Task instructions: Reproduce the records exactly.

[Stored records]
--------

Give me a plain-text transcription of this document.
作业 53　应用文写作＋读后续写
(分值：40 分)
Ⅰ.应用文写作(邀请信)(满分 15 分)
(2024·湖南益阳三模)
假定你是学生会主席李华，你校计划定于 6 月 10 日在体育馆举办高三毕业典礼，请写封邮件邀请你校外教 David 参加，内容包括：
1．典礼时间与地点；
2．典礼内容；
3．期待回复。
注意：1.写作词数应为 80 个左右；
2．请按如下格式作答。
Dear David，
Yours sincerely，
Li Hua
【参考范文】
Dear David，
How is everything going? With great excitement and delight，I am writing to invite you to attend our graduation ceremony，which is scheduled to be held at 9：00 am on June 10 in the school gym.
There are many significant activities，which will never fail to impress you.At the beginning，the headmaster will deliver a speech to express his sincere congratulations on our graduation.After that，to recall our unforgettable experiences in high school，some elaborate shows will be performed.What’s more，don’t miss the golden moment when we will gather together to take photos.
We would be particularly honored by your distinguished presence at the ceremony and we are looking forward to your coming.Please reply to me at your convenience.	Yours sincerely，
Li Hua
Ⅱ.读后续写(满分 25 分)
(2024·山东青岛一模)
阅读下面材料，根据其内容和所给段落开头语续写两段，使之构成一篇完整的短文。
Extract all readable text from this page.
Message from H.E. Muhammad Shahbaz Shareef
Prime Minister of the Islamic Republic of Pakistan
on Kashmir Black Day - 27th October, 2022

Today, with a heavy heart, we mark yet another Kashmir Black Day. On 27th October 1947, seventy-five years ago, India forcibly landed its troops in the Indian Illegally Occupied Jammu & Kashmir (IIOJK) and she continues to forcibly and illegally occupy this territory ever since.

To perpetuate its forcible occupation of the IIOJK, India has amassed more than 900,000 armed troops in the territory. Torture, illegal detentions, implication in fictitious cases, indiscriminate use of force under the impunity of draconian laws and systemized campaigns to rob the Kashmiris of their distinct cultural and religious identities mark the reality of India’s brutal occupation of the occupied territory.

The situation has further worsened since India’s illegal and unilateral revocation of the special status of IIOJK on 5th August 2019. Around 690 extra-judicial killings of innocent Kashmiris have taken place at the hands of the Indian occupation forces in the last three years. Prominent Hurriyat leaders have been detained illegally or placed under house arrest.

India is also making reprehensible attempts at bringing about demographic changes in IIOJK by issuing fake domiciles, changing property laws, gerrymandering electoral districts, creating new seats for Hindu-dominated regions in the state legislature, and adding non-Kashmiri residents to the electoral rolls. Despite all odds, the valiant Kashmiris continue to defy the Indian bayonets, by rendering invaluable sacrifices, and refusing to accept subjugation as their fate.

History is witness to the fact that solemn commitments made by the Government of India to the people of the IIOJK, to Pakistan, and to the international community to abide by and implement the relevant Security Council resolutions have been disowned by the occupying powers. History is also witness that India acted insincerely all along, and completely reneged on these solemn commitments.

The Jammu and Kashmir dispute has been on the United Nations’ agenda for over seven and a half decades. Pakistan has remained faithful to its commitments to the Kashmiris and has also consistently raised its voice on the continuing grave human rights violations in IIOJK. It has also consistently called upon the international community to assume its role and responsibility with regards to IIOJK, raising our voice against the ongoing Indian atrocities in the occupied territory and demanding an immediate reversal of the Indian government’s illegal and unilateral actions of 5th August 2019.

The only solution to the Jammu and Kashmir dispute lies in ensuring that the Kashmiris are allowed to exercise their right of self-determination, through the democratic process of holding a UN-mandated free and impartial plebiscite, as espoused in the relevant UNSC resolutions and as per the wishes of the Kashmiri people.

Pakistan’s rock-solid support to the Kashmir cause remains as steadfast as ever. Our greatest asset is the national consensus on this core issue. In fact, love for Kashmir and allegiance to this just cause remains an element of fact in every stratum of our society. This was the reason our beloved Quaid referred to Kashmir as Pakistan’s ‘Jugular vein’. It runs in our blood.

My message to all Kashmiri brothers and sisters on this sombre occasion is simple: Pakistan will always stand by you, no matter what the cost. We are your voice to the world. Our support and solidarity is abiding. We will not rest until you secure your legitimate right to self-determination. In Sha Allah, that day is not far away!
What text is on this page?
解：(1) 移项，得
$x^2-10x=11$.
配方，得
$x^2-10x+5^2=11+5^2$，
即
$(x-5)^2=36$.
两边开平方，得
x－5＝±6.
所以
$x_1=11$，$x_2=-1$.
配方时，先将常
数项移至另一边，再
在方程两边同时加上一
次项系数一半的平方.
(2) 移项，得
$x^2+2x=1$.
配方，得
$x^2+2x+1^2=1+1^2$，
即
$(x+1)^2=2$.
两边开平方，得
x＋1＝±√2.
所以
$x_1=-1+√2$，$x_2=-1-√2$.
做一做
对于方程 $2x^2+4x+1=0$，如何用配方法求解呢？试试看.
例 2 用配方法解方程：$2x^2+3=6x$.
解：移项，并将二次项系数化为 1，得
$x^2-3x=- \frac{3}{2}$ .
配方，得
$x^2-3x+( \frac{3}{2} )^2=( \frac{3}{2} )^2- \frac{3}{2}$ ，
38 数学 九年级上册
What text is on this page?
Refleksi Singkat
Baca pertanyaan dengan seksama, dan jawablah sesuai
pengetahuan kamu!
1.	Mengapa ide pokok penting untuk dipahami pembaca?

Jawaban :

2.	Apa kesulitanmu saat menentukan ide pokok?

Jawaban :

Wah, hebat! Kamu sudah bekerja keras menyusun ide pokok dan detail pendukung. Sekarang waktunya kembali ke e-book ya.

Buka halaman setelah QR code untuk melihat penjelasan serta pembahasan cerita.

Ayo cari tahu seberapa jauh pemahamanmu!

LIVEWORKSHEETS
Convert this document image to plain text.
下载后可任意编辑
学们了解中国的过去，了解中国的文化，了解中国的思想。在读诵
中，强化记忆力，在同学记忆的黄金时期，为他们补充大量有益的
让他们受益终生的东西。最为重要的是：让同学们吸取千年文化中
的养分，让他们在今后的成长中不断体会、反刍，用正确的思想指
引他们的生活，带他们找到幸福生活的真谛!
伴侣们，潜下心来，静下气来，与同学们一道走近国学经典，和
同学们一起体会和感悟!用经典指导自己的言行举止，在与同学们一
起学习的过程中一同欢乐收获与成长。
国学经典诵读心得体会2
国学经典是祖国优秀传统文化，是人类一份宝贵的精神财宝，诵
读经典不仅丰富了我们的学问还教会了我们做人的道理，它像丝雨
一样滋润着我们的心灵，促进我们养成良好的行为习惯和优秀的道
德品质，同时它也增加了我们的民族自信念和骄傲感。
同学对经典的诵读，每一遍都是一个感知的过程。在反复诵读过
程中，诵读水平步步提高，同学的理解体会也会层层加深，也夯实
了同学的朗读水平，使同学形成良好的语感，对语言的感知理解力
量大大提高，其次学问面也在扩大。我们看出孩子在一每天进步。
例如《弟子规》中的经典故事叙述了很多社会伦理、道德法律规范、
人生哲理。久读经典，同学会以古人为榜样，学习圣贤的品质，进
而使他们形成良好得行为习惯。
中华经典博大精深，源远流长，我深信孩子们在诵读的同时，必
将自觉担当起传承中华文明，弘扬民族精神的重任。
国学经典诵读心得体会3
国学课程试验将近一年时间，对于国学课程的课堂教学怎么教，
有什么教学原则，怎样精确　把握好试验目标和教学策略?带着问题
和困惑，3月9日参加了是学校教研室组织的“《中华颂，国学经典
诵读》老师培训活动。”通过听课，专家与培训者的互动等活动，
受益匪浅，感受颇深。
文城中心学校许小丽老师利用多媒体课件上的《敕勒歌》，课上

--------

Output:
Give me a plain-text transcription of this document.
作业 53　应用文写作＋读后续写
(分值：40 分)
Ⅰ.应用文写作(邀请信)(满分 15 分)
(2024·湖南益阳三模)
假定你是学生会主席李华，你校计划定于 6 月 10 日在体育馆举办高三毕业典礼，请写封邮件邀请你校外教 David 参加，内容包括：
1．典礼时间与地点；
2．典礼内容；
3．期待回复。
注意：1.写作词数应为 80 个左右；
2．请按如下格式作答。
Dear David，
Yours sincerely，
Li Hua
【参考范文】
Dear David，
How is everything going? With great excitement and delight，I am writing to invite you to attend our graduation ceremony，which is scheduled to be held at 9：00 am on June 10 in the school gym.
There are many significant activities，which will never fail to impress you.At the beginning，the headmaster will deliver a speech to express his sincere congratulations on our graduation.After that，to recall our unforgettable experiences in high school，some elaborate shows will be performed.What’s more，don’t miss the golden moment when we will gather together to take photos.
We would be particularly honored by your distinguished presence at the ceremony and we are looking forward to your coming.Please reply to me at your convenience.	Yours sincerely，
Li Hua
Ⅱ.读后续写(满分 25 分)
(2024·山东青岛一模)
阅读下面材料，根据其内容和所给段落开头语续写两段，使之构成一篇完整的短文。
Extract all readable text from this page.
Message from H.E. Muhammad Shahbaz Shareef
Prime Minister of the Islamic Republic of Pakistan
on Kashmir Black Day - 27th October, 2022

Today, with a heavy heart, we mark yet another Kashmir Black Day. On 27th October 1947, seventy-five years ago, India forcibly landed its troops in the Indian Illegally Occupied Jammu & Kashmir (IIOJK) and she continues to forcibly and illegally occupy this territory ever since.

To perpetuate its forcible occupation of the IIOJK, India has amassed more than 900,000 armed troops in the territory. Torture, illegal detentions, implication in fictitious cases, indiscriminate use of force under the impunity of draconian laws and systemized campaigns to rob the Kashmiris of their distinct cultural and religious identities mark the reality of India’s brutal occupation of the occupied territory.

The situation has further worsened since India’s illegal and unilateral revocation of the special status of IIOJK on 5th August 2019. Around 690 extra-judicial killings of innocent Kashmiris have taken place at the hands of the Indian occupation forces in the last three years. Prominent Hurriyat leaders have been detained illegally or placed under house arrest.

India is also making reprehensible attempts at bringing about demographic changes in IIOJK by issuing fake domiciles, changing property laws, gerrymandering electoral districts, creating new seats for Hindu-dominated regions in the state legislature, and adding non-Kashmiri residents to the electoral rolls. Despite all odds, the valiant Kashmiris continue to defy the Indian bayonets, by rendering invaluable sacrifices, and refusing to accept subjugation as their fate.

History is witness to the fact that solemn commitments made by the Government of India to the people of the IIOJK, to Pakistan, and to the international community to abide by and implement the relevant Security Council resolutions have been disowned by the occupying powers. History is also witness that India acted insincerely all along, and completely reneged on these solemn commitments.

The Jammu and Kashmir dispute has been on the United Nations’ agenda for over seven and a half decades. Pakistan has remained faithful to its commitments to the Kashmiris and has also consistently raised its voice on the continuing grave human rights violations in IIOJK. It has also consistently called upon the international community to assume its role and responsibility with regards to IIOJK, raising our voice against the ongoing Indian atrocities in the occupied territory and demanding an immediate reversal of the Indian government’s illegal and unilateral actions of 5th August 2019.

The only solution to the Jammu and Kashmir dispute lies in ensuring that the Kashmiris are allowed to exercise their right of self-determination, through the democratic process of holding a UN-mandated free and impartial plebiscite, as espoused in the relevant UNSC resolutions and as per the wishes of the Kashmiri people.

Pakistan’s rock-solid support to the Kashmir cause remains as steadfast as ever. Our greatest asset is the national consensus on this core issue. In fact, love for Kashmir and allegiance to this just cause remains an element of fact in every stratum of our society. This was the reason our beloved Quaid referred to Kashmir as Pakistan’s ‘Jugular vein’. It runs in our blood.

My message to all Kashmiri brothers and sisters on this sombre occasion is simple: Pakistan will always stand by you, no matter what the cost. We are your voice to the world. Our support and solidarity is abiding. We will not rest until you secure your legitimate right to self-determination. In Sha Allah, that day is not far away!
What text is on this page?
解：(1) 移项，得
$x^2-10x=11$.
配方，得
$x^2-10x+5^2=11+5^2$，
即
$(x-5)^2=36$.
两边开平方，得
x－5＝±6.
所以
$x_1=11$，$x_2=-1$.
配方时，先将常
数项移至另一边，再
在方程两边同时加上一
次项系数一半的平方.
(2) 移项，得
$x^2+2x=1$.
配方，得
$x^2+2x+1^2=1+1^2$，
即
$(x+1)^2=2$.
两边开平方，得
x＋1＝±√2.
所以
$x_1=-1+√2$，$x_2=-1-√2$.
做一做
对于方程 $2x^2+4x+1=0$，如何用配方法求解呢？试试看.
例 2 用配方法解方程：$2x^2+3=6x$.
解：移项，并将二次项系数化为 1，得
$x^2-3x=- \frac{3}{2}$ .
配方，得
$x^2-3x+( \frac{3}{2} )^2=( \frac{3}{2} )^2- \frac{3}{2}$ ，
38 数学 九年级上册
What text is on this page?
Refleksi Singkat
Baca pertanyaan dengan seksama, dan jawablah sesuai
pengetahuan kamu!
1.	Mengapa ide pokok penting untuk dipahami pembaca?

Jawaban :

2.	Apa kesulitanmu saat menentukan ide pokok?

Jawaban :

Wah, hebat! Kamu sudah bekerja keras menyusun ide pokok dan detail pendukung. Sekarang waktunya kembali ke e-book ya.

Buka halaman setelah QR code untuk melihat penjelasan serta pembahasan cerita.

Ayo cari tahu seberapa jauh pemahamanmu!

LIVEWORKSHEETS
Convert this document image to plain text.
下载后可任意编辑
学们了解中国的过去，了解中国的文化，了解中国的思想。在读诵
中，强化记忆力，在同学记忆的黄金时期，为他们补充大量有益的
让他们受益终生的东西。最为重要的是：让同学们吸取千年文化中
的养分，让他们在今后的成长中不断体会、反刍，用正确的思想指
引他们的生活，带他们找到幸福生活的真谛!
伴侣们，潜下心来，静下气来，与同学们一道走近国学经典，和
同学们一起体会和感悟!用经典指导自己的言行举止，在与同学们一
起学习的过程中一同欢乐收获与成长。
国学经典诵读心得体会2
国学经典是祖国优秀传统文化，是人类一份宝贵的精神财宝，诵
读经典不仅丰富了我们的学问还教会了我们做人的道理，它像丝雨
一样滋润着我们的心灵，促进我们养成良好的行为习惯和优秀的道
德品质，同时它也增加了我们的民族自信念和骄傲感。
同学对经典的诵读，每一遍都是一个感知的过程。在反复诵读过
程中，诵读水平步步提高，同学的理解体会也会层层加深，也夯实
了同学的朗读水平，使同学形成良好的语感，对语言的感知理解力
量大大提高，其次学问面也在扩大。我们看出孩子在一每天进步。
例如《弟子规》中的经典故事叙述了很多社会伦理、道德法律规范、
人生哲理。久读经典，同学会以古人为榜样，学习圣贤的品质，进
而使他们形成良好得行为习惯。
中华经典博大精深，源远流长，我深信孩子们在诵读的同时，必
将自觉担当起传承中华文明，弘扬民族精神的重任。
国学经典诵读心得体会3
国学课程试验将近一年时间，对于国学课程的课堂教学怎么教，
有什么教学原则，怎样精确　把握好试验目标和教学策略?带着问题
和困惑，3月9日参加了是学校教研室组织的“《中华颂，国学经典
诵读》老师培训活动。”通过听课，专家与培训者的互动等活动，
受益匪浅，感受颇深。
文城中心学校许小丽老师利用多媒体课件上的《敕勒歌》，课上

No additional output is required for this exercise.